[Stored records]

--- Begin ---

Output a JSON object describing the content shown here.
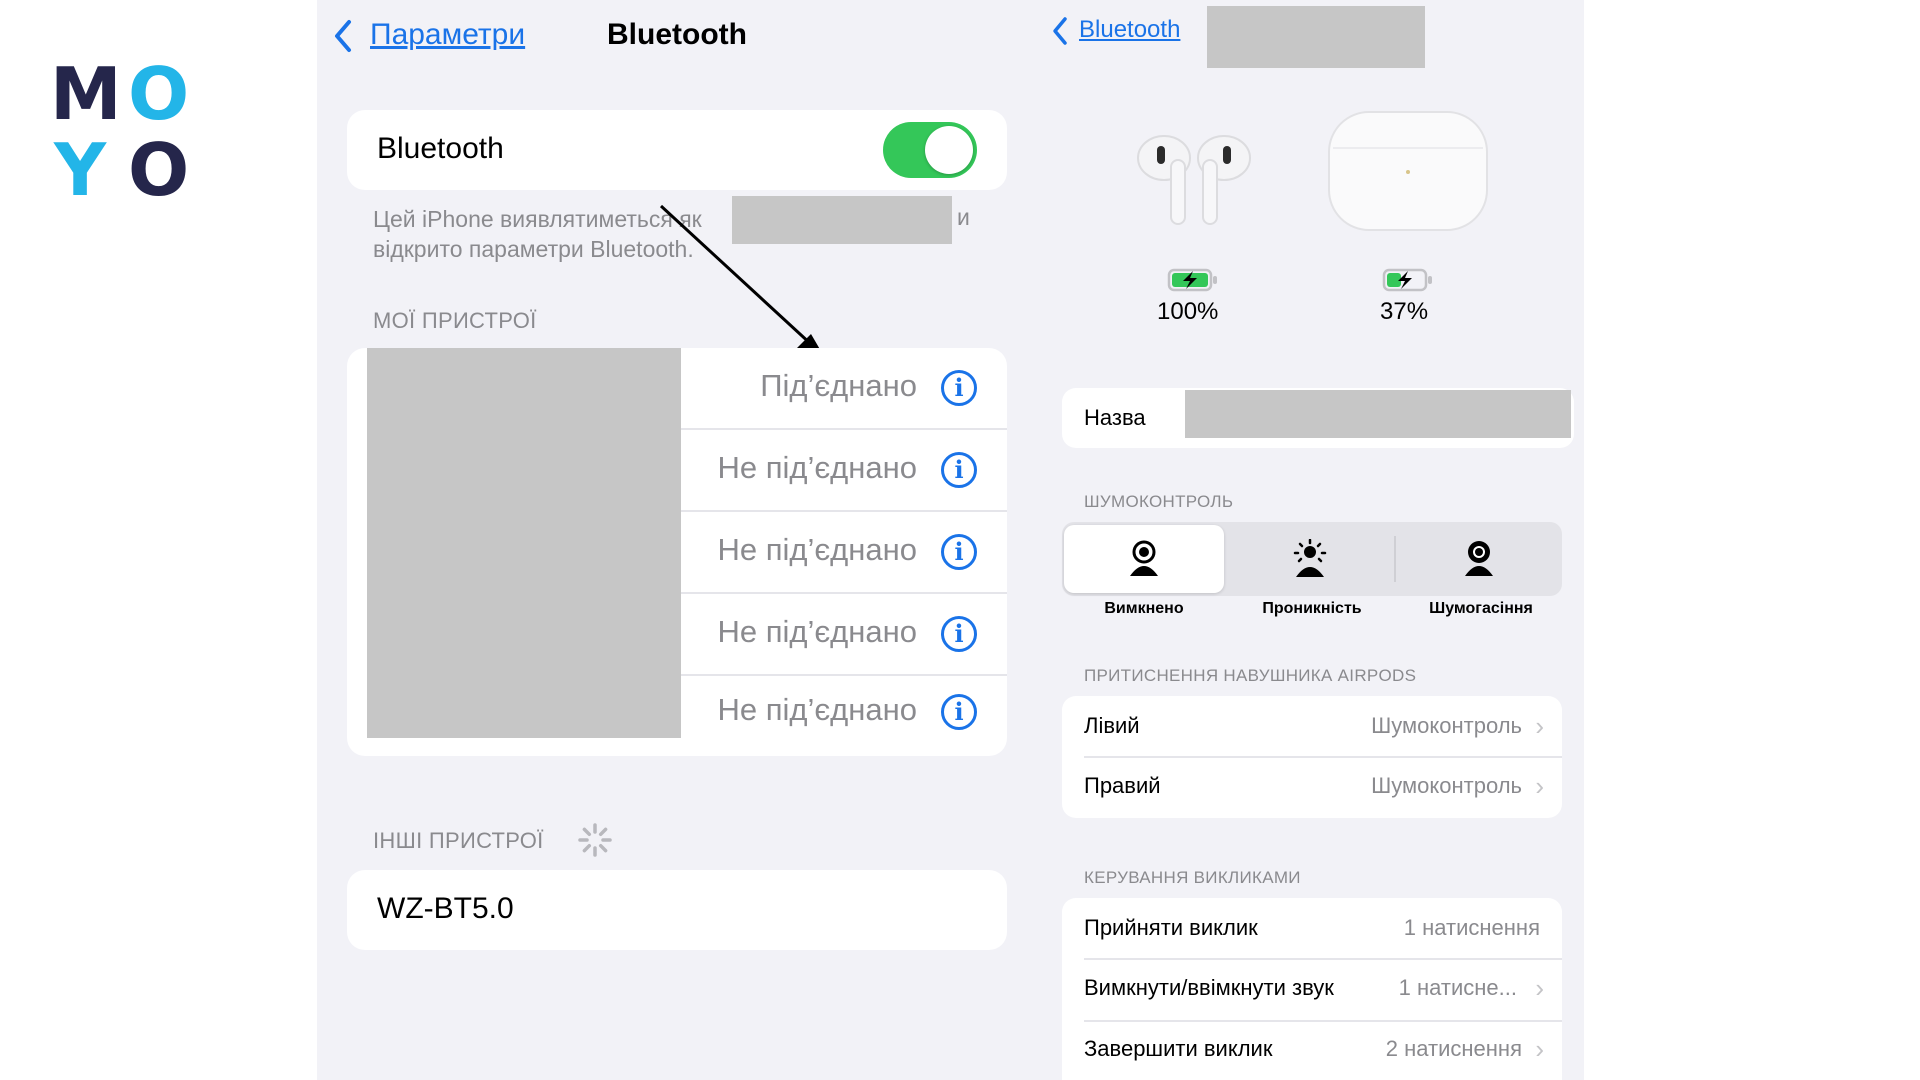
{
  "logo": {
    "letters": [
      "M",
      "O",
      "Y",
      "O"
    ],
    "colors": [
      "#25264b",
      "#23b5e8",
      "#23b5e8",
      "#25264b"
    ]
  },
  "left": {
    "back_label": "Параметри",
    "title": "Bluetooth",
    "toggle": {
      "label": "Bluetooth",
      "on": true,
      "color": "#34c759"
    },
    "discoverable": {
      "line1": "Цей iPhone виявлятиметься як",
      "line1_end": "и",
      "line2": "відкрито параметри Bluetooth."
    },
    "my_devices_header": "МОЇ ПРИСТРОЇ",
    "devices": [
      {
        "status": "Під’єднано"
      },
      {
        "status": "Не під’єднано"
      },
      {
        "status": "Не під’єднано"
      },
      {
        "status": "Не під’єднано"
      },
      {
        "status": "Не під’єднано"
      }
    ],
    "info_glyph": "i",
    "other_devices_header": "ІНШІ ПРИСТРОЇ",
    "other_device": "WZ-BT5.0"
  },
  "right": {
    "back_label": "Bluetooth",
    "earbuds_battery": "100%",
    "case_battery": "37%",
    "battery_color": "#34c759",
    "name_label": "Назва",
    "noise_header": "ШУМОКОНТРОЛЬ",
    "noise_modes": [
      {
        "label": "Вимкнено",
        "selected": true
      },
      {
        "label": "Проникність",
        "selected": false
      },
      {
        "label": "Шумогасіння",
        "selected": false
      }
    ],
    "press_header": "ПРИТИСНЕННЯ НАВУШНИКА AIRPODS",
    "press_rows": [
      {
        "label": "Лівий",
        "value": "Шумоконтроль"
      },
      {
        "label": "Правий",
        "value": "Шумоконтроль"
      }
    ],
    "calls_header": "КЕРУВАННЯ ВИКЛИКАМИ",
    "call_rows": [
      {
        "label": "Прийняти виклик",
        "value": "1 натиснення"
      },
      {
        "label": "Вимкнути/ввімкнути звук",
        "value": "1 натисне..."
      },
      {
        "label": "Завершити виклик",
        "value": "2 натиснення"
      }
    ],
    "chevron": "›"
  }
}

--- End ---

Objective. Give the entries again word for word, but skip the pictures.

Solution for this exercise.
Output a JSON object describing the content shown here.
{
  "logo": {
    "letters": [
      "M",
      "O",
      "Y",
      "O"
    ],
    "colors": [
      "#25264b",
      "#23b5e8",
      "#23b5e8",
      "#25264b"
    ]
  },
  "left": {
    "back_label": "Параметри",
    "title": "Bluetooth",
    "toggle": {
      "label": "Bluetooth",
      "on": true,
      "color": "#34c759"
    },
    "discoverable": {
      "line1": "Цей iPhone виявлятиметься як",
      "line1_end": "и",
      "line2": "відкрито параметри Bluetooth."
    },
    "my_devices_header": "МОЇ ПРИСТРОЇ",
    "devices": [
      {
        "status": "Під’єднано"
      },
      {
        "status": "Не під’єднано"
      },
      {
        "status": "Не під’єднано"
      },
      {
        "status": "Не під’єднано"
      },
      {
        "status": "Не під’єднано"
      }
    ],
    "info_glyph": "i",
    "other_devices_header": "ІНШІ ПРИСТРОЇ",
    "other_device": "WZ-BT5.0"
  },
  "right": {
    "back_label": "Bluetooth",
    "earbuds_battery": "100%",
    "case_battery": "37%",
    "battery_color": "#34c759",
    "name_label": "Назва",
    "noise_header": "ШУМОКОНТРОЛЬ",
    "noise_modes": [
      {
        "label": "Вимкнено",
        "selected": true
      },
      {
        "label": "Проникність",
        "selected": false
      },
      {
        "label": "Шумогасіння",
        "selected": false
      }
    ],
    "press_header": "ПРИТИСНЕННЯ НАВУШНИКА AIRPODS",
    "press_rows": [
      {
        "label": "Лівий",
        "value": "Шумоконтроль"
      },
      {
        "label": "Правий",
        "value": "Шумоконтроль"
      }
    ],
    "calls_header": "КЕРУВАННЯ ВИКЛИКАМИ",
    "call_rows": [
      {
        "label": "Прийняти виклик",
        "value": "1 натиснення"
      },
      {
        "label": "Вимкнути/ввімкнути звук",
        "value": "1 натисне..."
      },
      {
        "label": "Завершити виклик",
        "value": "2 натиснення"
      }
    ],
    "chevron": "›"
  }
}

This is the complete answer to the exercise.